WORK TO DO: Below are the records. Gather each line that holds "średzkiego".

ITEMS:
------------
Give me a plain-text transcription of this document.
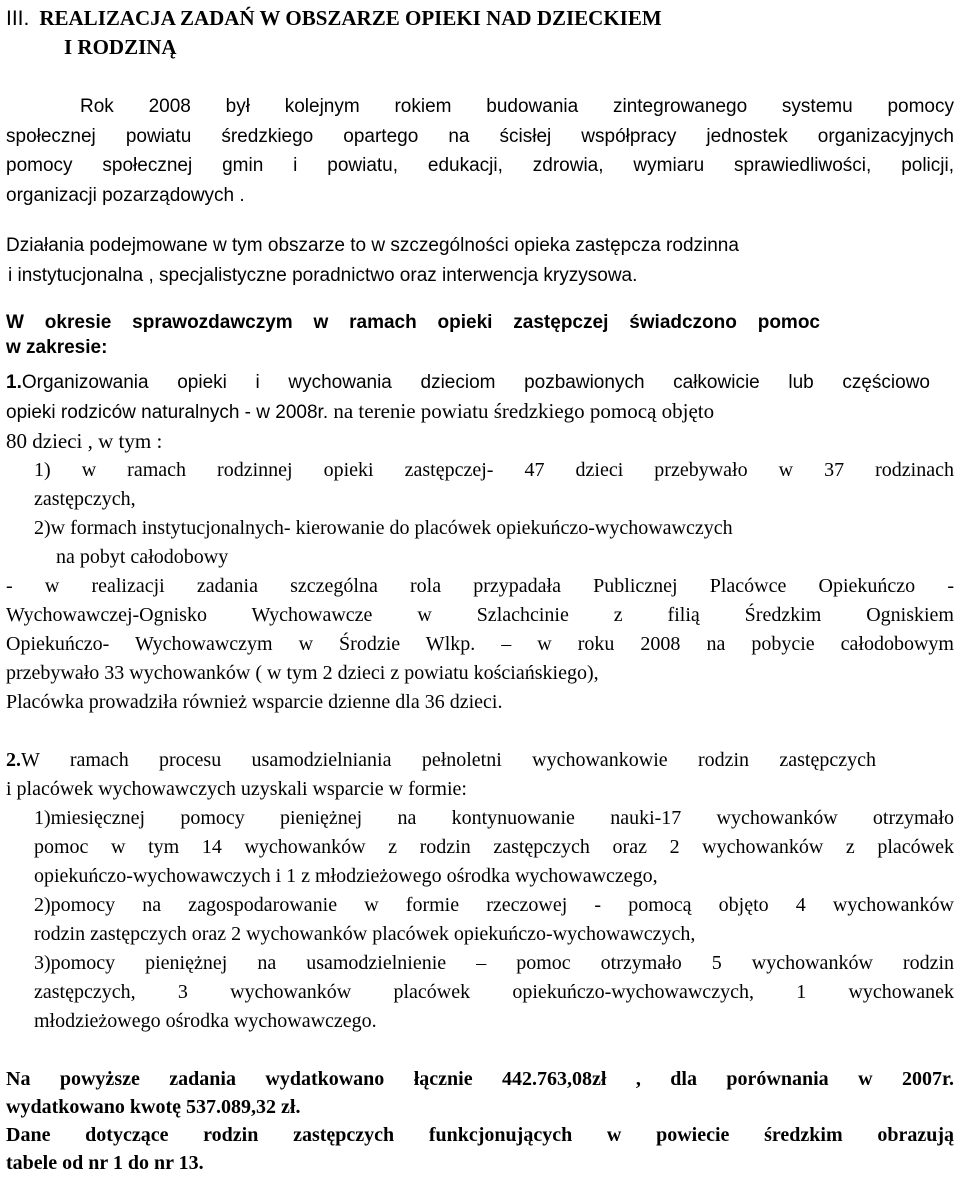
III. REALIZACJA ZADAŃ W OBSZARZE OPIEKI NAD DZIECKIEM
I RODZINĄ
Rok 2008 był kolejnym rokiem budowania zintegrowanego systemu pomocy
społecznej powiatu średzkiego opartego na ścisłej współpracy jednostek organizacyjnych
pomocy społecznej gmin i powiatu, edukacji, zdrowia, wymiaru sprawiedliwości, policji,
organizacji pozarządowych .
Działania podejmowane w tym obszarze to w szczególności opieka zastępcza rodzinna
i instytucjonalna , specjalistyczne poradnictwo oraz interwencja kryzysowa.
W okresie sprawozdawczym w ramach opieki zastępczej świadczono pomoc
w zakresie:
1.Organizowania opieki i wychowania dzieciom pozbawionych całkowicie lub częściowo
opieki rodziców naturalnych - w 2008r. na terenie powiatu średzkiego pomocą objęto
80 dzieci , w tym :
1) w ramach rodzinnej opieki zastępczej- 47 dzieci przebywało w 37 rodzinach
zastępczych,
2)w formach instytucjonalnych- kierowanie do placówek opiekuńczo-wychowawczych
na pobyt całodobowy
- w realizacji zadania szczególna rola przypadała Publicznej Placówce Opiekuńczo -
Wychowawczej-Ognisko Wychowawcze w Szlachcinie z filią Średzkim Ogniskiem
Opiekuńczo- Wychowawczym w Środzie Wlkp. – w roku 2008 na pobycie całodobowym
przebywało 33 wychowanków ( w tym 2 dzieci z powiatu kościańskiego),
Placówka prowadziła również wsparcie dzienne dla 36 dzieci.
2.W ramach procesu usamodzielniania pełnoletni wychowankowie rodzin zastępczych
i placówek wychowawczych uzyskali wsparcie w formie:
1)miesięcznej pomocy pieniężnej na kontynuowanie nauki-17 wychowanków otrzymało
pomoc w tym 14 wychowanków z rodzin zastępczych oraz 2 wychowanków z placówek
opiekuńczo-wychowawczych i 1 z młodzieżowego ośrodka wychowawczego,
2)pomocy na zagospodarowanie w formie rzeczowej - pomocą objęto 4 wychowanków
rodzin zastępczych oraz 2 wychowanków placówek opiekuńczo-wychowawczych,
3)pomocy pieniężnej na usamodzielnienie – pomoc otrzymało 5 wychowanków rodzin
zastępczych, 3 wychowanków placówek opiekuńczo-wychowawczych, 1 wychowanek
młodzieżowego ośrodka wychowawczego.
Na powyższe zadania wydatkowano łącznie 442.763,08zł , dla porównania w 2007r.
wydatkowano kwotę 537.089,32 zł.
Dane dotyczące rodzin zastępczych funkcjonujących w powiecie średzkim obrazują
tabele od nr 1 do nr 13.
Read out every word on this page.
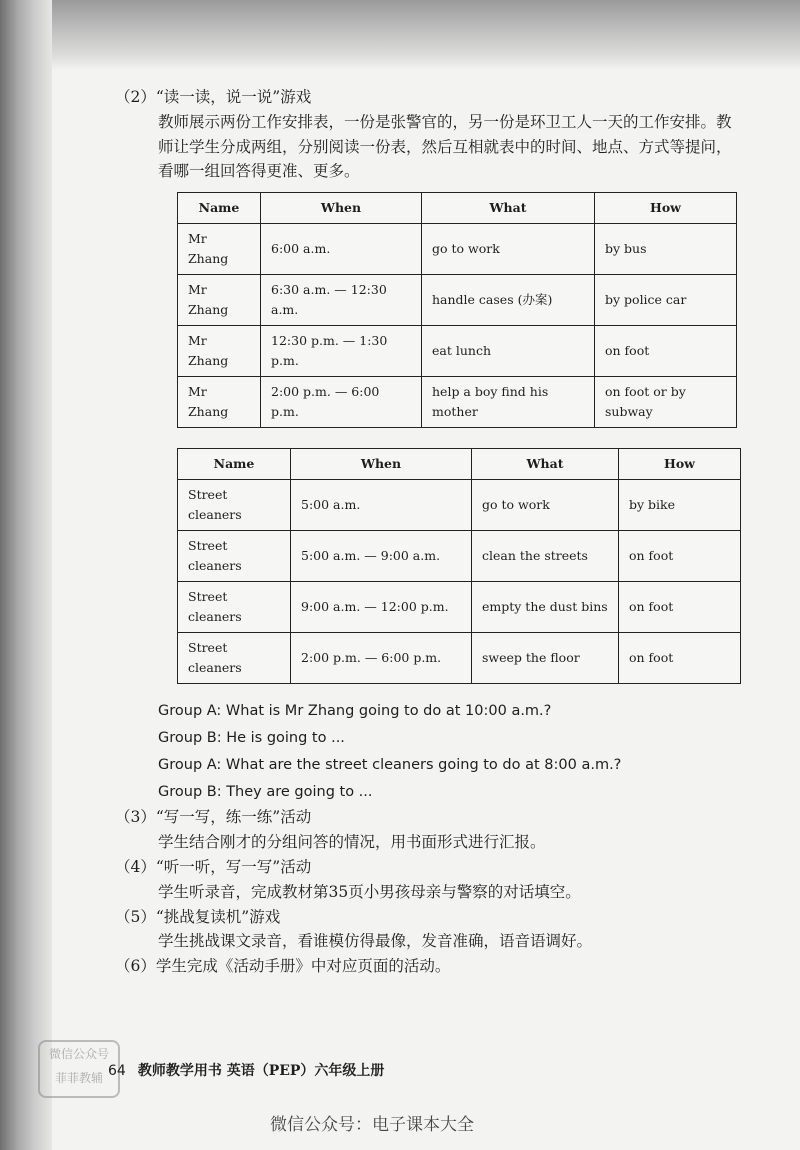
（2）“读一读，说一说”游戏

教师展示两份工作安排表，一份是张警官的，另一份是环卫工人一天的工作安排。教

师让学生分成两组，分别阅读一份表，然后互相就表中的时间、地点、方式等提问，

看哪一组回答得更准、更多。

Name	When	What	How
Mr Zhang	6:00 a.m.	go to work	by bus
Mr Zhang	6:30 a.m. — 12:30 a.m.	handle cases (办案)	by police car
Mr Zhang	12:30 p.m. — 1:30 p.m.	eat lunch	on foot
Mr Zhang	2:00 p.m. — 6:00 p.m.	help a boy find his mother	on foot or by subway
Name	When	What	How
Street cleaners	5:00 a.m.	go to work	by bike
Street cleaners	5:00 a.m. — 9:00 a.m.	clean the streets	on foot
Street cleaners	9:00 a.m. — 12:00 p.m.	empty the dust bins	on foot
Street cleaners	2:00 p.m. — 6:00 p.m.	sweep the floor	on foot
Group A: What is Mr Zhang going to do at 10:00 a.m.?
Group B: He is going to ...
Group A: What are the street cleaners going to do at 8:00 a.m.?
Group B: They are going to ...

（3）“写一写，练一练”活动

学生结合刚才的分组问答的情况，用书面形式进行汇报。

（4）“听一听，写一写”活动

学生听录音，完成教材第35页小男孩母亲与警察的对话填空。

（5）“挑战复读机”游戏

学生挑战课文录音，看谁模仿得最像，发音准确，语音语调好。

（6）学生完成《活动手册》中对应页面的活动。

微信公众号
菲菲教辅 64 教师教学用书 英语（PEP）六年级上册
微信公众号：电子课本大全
------------
WRITTEN ANSWER:
społecznej powiatu średzkiego opartego na ścisłej współpracy jednostek organizacyjnych
opieki rodziców naturalnych - w 2008r. na terenie powiatu średzkiego pomocą objęto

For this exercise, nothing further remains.